» Extrait du document
──────────

Tous ceux qui l’ont connu voudront rendre témoignage de l’extrême vivacité de son esprit, de la sympathie de son accueil et surtout de l’exquise générosité de son cœur. Il était là-bas l’ami des Canadiens. Pas une fête à laquelle il ne prêtât son appui. Il présidait, avec quel charme et quel éclat, les banquets organisés par nous et s’amusait fort de les voir tous tourner à son honneur. « Encore un qu’on dirait fait pour moi », avait-il coutume de dire, quand le dernier toast avait été porté. Lui seul, à la vérité, pouvait s’en plaindre. Tous les cœurs allaient spontanément vers lui. Nous ressentions quelque orgueil de le savoir des nôtres. Il était pour nous tout le Canada ; et l’hommage qu’il recevait se doublait chez nous de l’intensité de tous nos souvenirs lointains.

Il savait à chacun dire le mot qu’il faut. Sans effort, il se prêtait à nos confidences, consentait à écouter nos rêves et, souvent, à défendre contre nous-mêmes nos illusions. C’est qu’il était venu à la diplomatie par le Quartier latin. Durant son premier séjour en France il avait habité rive gauche et, avide de beau langage plutôt que de jurisprudence, il avait été un assidu des séances du Palais. Il s’y soûlait de français. Vers la fin de sa vie, lorsqu’il évoquait ces heures délicieuses, je ne sais pas s’il se calomniait tout à fait quand il se proclamait le plus ancien parmi les étudiants. N’était-ce pas de sa part une façon charmante de se rapprocher de nous ?

──────────

» Informations fournies
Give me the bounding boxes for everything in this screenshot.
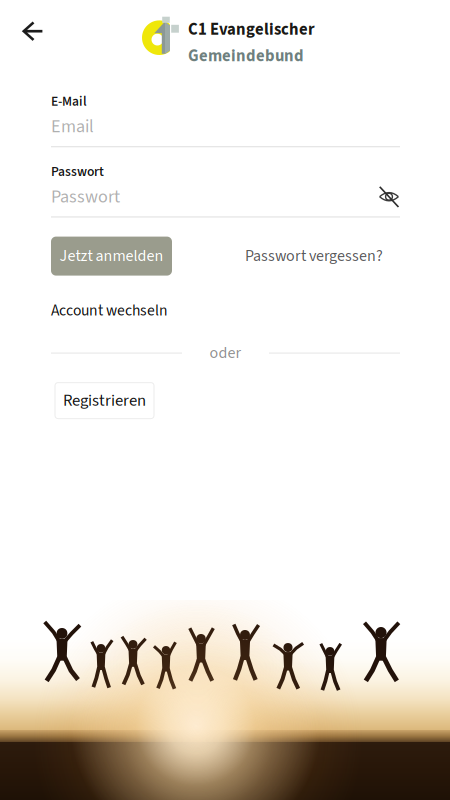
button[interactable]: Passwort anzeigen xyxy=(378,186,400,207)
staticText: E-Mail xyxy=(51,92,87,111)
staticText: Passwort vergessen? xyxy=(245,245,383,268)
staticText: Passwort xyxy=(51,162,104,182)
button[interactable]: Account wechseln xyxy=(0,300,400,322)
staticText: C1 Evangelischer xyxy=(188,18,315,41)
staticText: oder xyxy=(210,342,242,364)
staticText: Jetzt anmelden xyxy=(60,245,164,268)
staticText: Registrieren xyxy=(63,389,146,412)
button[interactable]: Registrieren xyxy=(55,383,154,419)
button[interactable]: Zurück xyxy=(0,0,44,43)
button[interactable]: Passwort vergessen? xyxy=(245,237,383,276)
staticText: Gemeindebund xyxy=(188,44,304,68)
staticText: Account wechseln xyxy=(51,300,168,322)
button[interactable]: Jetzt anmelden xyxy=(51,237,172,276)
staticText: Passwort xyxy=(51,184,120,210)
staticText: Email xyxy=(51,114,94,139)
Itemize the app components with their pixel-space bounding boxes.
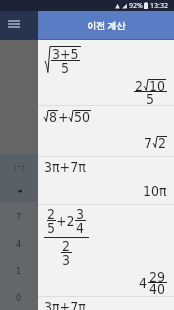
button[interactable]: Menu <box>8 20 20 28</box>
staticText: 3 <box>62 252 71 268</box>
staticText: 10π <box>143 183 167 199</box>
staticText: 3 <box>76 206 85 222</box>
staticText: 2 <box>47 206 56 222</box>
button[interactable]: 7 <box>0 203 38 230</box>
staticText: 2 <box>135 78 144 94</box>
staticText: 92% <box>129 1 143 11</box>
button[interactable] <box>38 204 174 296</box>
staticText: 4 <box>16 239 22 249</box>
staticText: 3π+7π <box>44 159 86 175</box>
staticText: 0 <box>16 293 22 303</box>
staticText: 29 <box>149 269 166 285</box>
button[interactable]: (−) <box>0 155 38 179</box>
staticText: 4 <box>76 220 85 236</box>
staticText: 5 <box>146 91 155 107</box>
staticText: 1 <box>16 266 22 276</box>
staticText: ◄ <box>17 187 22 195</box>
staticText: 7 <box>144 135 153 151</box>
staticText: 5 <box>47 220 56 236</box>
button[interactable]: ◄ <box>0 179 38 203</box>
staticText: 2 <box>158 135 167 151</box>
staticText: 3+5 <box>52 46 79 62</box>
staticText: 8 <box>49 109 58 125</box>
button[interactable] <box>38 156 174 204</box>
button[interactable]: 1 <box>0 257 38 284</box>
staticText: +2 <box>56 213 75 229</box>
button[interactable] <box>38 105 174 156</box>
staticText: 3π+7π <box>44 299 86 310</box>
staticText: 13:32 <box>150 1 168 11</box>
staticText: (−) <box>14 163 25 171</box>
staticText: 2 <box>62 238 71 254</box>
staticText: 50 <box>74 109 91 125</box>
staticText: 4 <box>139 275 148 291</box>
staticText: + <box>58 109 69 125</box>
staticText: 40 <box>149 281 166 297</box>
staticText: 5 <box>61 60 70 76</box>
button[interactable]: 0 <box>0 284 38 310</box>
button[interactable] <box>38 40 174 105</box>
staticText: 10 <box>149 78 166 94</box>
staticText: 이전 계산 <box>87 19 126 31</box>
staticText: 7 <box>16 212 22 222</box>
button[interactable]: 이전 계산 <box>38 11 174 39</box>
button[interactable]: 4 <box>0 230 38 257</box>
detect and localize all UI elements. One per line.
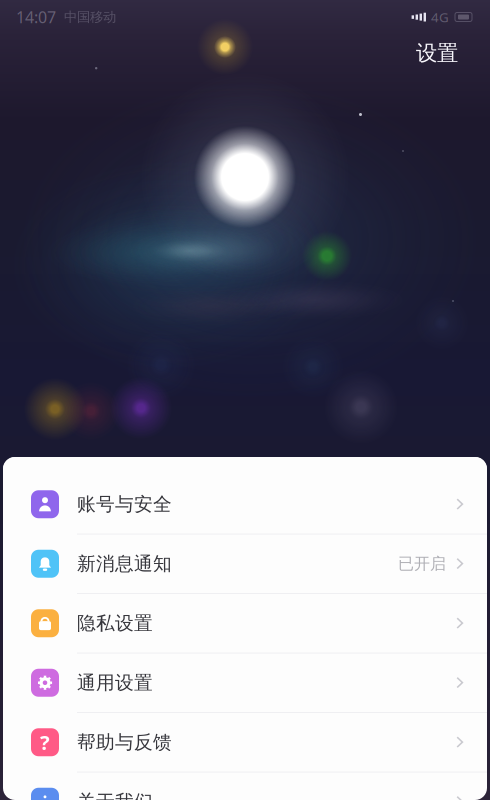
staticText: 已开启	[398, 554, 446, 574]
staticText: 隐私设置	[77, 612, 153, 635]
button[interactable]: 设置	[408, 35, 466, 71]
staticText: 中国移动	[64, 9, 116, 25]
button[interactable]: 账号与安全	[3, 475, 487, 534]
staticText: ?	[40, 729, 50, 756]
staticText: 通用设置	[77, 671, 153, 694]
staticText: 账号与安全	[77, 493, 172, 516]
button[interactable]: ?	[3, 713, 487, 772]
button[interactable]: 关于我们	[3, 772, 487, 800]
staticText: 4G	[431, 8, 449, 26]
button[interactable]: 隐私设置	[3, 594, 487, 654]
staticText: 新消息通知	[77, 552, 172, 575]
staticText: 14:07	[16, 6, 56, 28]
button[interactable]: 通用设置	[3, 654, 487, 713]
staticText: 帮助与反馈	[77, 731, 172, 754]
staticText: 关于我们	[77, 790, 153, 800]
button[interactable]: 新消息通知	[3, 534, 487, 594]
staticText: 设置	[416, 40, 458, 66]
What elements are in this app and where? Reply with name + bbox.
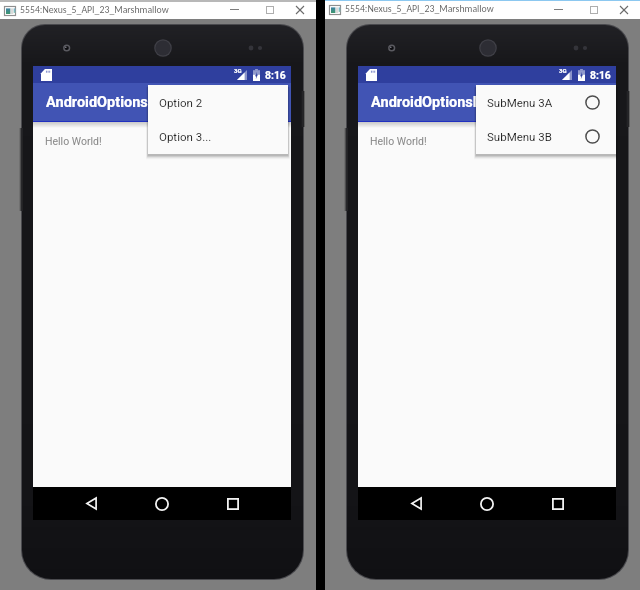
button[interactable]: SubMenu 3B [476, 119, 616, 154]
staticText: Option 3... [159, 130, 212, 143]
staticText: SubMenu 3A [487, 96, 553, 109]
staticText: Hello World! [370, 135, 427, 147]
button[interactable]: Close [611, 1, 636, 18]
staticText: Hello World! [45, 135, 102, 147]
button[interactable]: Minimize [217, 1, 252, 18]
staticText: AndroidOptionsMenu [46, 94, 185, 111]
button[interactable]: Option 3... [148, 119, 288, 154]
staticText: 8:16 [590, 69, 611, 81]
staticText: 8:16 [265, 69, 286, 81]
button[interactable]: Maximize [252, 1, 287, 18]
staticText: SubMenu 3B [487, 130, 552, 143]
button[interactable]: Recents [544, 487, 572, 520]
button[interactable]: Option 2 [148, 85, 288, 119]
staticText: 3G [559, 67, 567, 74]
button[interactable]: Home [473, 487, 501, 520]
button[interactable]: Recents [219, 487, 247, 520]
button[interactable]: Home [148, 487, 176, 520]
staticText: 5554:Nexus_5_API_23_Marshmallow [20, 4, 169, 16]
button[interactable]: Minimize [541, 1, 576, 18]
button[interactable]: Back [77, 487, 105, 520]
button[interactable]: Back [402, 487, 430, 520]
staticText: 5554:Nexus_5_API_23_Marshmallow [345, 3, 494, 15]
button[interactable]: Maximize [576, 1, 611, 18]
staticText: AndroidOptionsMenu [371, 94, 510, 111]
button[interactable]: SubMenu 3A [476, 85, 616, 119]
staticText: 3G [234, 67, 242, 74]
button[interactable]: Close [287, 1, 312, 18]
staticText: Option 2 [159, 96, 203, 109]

──────────

» Tâches à réaliser
A. Reproduisez, s'il vous plaît, le passage de l'extrait du document qui commence à « Il savait à » et se termine à « rapprocher de nous ? ».
B. D'après l'extrait du document, de qui était-il l'ami là-bas ?

» Réponses par tâche
A.
Il savait à chacun dire le mot qu’il faut. Sans effort, il se prêtait à nos confidences, consentait à écouter nos rêves et, souvent, à défendre contre nous-mêmes nos illusions. C’est qu’il était venu à la diplomatie par le Quartier latin. Durant son premier séjour en France il avait habité rive gauche et, avide de beau langage plutôt que de jurisprudence, il avait été un assidu des séances du Palais. Il s’y soûlait de français. Vers la fin de sa vie, lorsqu’il évoquait ces heures délicieuses, je ne sais pas s’il se calomniait tout à fait quand il se proclamait le plus ancien parmi les étudiants. N’était-ce pas de sa part une façon charmante de se rapprocher de nous ?

B. Il était l'ami des Canadiens.